> Supplied records
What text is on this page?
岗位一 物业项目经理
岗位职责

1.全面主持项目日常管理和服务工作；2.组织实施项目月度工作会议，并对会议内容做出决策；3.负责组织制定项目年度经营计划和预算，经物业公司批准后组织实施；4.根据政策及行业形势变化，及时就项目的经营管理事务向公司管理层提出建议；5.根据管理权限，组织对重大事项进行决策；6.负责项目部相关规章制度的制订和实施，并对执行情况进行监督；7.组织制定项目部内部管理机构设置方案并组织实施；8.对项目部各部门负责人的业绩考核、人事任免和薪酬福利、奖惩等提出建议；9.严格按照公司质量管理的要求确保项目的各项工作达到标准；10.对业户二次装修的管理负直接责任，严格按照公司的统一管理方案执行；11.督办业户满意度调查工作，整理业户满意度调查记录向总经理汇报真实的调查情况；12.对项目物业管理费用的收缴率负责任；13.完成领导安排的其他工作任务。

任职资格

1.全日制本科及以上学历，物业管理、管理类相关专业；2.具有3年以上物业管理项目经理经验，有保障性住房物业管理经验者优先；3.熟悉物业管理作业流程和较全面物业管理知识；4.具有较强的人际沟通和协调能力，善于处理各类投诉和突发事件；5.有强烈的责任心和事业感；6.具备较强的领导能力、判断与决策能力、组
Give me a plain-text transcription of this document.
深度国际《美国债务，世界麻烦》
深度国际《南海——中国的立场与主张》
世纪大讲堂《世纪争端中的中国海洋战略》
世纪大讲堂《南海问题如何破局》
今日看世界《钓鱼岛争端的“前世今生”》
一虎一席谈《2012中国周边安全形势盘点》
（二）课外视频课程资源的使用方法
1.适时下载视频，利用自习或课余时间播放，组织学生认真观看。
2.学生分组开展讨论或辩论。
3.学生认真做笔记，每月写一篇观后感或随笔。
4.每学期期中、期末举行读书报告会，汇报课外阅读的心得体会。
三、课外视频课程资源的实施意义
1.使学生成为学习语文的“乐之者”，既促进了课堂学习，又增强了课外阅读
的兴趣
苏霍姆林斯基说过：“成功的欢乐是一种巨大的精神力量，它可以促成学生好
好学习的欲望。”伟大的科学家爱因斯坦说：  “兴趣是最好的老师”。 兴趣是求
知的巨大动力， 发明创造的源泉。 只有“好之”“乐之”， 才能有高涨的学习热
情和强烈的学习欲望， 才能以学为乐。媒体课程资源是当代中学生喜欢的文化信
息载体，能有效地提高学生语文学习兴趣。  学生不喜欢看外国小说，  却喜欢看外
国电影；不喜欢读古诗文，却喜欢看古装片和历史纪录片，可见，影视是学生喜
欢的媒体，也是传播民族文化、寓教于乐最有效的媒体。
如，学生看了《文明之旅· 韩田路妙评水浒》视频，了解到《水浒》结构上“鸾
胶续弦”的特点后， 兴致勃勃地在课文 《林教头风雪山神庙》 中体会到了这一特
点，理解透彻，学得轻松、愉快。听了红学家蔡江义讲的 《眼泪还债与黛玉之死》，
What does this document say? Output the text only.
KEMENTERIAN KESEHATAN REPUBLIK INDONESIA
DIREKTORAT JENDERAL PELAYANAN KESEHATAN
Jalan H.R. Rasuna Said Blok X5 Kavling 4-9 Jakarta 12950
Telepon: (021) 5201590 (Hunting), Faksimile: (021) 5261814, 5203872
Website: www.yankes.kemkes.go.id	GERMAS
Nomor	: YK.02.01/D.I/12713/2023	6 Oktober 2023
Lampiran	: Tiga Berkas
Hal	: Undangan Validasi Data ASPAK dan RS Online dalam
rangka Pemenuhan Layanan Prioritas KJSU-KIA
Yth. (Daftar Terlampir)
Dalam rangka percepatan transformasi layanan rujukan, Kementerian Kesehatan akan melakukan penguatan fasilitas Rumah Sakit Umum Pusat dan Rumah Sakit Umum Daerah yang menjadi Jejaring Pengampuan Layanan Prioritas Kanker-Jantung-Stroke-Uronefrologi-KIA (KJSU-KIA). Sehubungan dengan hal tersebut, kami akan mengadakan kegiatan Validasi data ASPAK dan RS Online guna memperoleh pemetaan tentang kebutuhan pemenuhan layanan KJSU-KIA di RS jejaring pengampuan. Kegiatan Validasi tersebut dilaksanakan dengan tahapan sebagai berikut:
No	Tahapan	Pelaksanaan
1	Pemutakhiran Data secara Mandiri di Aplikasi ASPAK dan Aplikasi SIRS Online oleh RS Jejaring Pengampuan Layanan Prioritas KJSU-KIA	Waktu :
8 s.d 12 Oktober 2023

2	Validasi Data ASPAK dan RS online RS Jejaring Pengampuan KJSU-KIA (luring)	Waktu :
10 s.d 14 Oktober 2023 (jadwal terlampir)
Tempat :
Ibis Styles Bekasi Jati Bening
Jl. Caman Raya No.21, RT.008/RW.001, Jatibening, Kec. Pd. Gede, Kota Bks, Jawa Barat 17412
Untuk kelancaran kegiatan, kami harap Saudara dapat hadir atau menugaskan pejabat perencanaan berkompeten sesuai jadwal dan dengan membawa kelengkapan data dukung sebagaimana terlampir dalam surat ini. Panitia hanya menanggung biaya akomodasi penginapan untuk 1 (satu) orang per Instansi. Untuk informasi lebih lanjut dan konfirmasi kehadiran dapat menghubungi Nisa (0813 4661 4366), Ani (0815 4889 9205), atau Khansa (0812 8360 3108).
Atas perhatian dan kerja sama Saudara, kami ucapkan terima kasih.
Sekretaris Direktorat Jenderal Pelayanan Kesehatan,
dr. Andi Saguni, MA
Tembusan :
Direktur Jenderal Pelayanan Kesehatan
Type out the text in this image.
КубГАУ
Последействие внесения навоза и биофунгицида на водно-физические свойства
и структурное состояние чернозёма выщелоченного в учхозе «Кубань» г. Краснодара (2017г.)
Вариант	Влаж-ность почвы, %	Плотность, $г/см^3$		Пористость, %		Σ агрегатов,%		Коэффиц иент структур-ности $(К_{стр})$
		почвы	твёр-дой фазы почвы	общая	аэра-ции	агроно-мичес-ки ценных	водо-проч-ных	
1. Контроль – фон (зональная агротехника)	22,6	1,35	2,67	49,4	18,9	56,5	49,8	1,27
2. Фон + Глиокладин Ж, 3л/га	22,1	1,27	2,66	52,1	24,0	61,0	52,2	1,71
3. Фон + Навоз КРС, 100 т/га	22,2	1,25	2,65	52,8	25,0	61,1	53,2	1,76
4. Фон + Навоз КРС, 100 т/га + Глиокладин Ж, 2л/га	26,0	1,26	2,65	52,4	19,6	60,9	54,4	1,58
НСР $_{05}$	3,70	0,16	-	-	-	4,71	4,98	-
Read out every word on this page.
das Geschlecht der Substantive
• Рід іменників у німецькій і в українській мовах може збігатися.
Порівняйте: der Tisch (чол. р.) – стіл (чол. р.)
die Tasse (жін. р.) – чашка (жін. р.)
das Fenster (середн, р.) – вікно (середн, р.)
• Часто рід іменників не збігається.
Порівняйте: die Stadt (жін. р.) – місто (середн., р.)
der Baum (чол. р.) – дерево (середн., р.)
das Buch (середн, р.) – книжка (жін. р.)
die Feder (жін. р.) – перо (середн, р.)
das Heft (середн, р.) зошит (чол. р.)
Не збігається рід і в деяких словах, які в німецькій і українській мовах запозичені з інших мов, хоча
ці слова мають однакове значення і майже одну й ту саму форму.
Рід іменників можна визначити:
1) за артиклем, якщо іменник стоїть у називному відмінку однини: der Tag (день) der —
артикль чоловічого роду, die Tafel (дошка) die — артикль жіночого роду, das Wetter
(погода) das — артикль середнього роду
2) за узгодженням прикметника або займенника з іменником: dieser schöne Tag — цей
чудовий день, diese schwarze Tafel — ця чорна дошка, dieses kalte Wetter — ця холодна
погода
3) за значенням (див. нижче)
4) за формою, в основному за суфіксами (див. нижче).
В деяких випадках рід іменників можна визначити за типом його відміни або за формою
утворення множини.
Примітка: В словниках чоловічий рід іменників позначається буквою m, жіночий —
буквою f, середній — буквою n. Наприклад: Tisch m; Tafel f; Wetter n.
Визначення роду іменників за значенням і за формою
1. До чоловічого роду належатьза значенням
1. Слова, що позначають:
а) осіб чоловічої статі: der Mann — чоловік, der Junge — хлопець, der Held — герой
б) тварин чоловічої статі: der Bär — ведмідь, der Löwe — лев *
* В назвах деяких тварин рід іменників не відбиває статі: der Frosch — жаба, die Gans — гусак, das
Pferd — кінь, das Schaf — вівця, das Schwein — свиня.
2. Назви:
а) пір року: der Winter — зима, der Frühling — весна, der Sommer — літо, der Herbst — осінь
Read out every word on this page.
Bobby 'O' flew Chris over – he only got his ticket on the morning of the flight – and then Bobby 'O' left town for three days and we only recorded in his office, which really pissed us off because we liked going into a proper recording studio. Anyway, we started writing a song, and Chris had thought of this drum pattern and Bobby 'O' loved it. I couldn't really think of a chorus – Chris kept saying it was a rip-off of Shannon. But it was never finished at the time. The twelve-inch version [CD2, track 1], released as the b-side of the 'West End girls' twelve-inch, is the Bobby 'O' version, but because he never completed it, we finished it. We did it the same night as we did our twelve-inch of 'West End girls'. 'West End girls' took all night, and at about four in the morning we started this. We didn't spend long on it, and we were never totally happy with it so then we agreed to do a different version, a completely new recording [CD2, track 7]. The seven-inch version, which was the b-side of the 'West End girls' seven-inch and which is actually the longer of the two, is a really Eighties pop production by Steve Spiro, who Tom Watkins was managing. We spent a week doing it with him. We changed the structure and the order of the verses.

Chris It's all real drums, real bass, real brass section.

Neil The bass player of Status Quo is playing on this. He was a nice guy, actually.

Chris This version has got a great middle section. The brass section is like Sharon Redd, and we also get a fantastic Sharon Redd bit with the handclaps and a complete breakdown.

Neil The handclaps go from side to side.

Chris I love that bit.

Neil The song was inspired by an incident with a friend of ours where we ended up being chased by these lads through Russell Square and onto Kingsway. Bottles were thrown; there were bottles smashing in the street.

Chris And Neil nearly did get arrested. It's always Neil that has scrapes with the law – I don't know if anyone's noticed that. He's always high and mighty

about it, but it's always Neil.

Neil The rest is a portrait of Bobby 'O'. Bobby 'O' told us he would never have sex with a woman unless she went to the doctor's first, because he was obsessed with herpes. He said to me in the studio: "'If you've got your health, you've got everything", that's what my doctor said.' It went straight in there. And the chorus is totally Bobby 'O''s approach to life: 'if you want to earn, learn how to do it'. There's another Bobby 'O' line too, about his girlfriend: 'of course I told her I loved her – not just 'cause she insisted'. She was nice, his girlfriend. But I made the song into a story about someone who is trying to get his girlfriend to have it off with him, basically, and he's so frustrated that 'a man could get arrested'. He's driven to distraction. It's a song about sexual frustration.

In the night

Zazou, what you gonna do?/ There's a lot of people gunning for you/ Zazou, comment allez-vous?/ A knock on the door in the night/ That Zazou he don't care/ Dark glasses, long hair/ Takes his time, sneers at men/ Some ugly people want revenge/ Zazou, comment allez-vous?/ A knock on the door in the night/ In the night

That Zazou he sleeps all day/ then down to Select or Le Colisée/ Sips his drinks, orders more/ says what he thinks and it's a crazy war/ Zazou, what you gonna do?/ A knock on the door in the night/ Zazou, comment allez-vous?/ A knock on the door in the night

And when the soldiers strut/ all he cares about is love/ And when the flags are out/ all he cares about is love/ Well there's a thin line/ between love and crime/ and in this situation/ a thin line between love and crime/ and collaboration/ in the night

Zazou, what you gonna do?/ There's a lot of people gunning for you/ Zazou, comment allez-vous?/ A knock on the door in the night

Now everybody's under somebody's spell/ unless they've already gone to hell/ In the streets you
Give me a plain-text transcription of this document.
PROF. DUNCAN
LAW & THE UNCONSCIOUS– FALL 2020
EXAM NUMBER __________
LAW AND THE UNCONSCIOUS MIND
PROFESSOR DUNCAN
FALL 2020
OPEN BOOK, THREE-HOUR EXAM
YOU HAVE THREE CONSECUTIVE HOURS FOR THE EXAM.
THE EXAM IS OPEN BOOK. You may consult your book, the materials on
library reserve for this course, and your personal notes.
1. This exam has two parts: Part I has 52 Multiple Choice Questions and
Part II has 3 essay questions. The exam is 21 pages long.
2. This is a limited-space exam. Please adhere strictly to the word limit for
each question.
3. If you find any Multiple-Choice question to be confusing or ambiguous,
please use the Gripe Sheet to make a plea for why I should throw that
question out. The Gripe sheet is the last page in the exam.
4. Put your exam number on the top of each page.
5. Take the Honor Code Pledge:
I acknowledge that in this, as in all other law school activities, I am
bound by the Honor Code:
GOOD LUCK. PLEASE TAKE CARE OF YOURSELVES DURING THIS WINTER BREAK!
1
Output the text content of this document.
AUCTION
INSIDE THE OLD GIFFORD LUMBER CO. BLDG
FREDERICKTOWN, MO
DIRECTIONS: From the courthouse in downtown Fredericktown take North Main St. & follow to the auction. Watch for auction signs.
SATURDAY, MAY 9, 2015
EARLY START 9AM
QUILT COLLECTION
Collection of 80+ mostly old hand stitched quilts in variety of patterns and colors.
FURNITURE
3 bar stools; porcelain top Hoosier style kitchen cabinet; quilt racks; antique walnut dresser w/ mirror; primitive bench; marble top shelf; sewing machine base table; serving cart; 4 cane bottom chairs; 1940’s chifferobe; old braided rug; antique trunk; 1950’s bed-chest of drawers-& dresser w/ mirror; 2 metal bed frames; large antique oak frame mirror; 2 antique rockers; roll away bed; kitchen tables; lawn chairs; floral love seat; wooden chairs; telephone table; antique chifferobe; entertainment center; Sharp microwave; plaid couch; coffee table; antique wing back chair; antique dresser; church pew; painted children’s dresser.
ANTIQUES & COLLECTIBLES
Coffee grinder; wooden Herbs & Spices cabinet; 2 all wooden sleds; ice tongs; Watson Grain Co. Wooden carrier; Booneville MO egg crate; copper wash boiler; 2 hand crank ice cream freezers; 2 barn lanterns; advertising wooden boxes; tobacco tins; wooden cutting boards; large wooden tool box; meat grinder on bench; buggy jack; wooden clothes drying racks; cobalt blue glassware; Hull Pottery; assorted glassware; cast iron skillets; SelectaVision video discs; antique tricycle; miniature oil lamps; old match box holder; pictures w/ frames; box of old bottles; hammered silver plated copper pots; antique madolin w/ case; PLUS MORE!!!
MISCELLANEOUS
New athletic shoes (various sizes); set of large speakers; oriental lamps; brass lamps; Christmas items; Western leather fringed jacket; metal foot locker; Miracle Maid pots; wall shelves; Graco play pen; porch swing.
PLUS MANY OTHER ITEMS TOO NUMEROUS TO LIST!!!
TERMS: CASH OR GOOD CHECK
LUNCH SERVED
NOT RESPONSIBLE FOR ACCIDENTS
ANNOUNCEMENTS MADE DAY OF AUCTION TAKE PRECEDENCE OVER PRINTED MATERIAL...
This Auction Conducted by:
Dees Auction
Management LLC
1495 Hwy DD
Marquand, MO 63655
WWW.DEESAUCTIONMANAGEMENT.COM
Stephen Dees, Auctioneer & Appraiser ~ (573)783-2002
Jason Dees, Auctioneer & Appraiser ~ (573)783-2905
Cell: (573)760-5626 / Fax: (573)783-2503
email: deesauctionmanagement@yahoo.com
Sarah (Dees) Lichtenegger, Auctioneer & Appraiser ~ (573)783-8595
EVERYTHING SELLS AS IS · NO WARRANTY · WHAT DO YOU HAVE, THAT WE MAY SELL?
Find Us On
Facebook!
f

> Prompt
Select and copy every line of the listing with the word "значенням".

> Result for this task
3) за значенням (див. нижче)
Визначення роду іменників за значенням і за формою
1. До чоловічого роду належатьза значенням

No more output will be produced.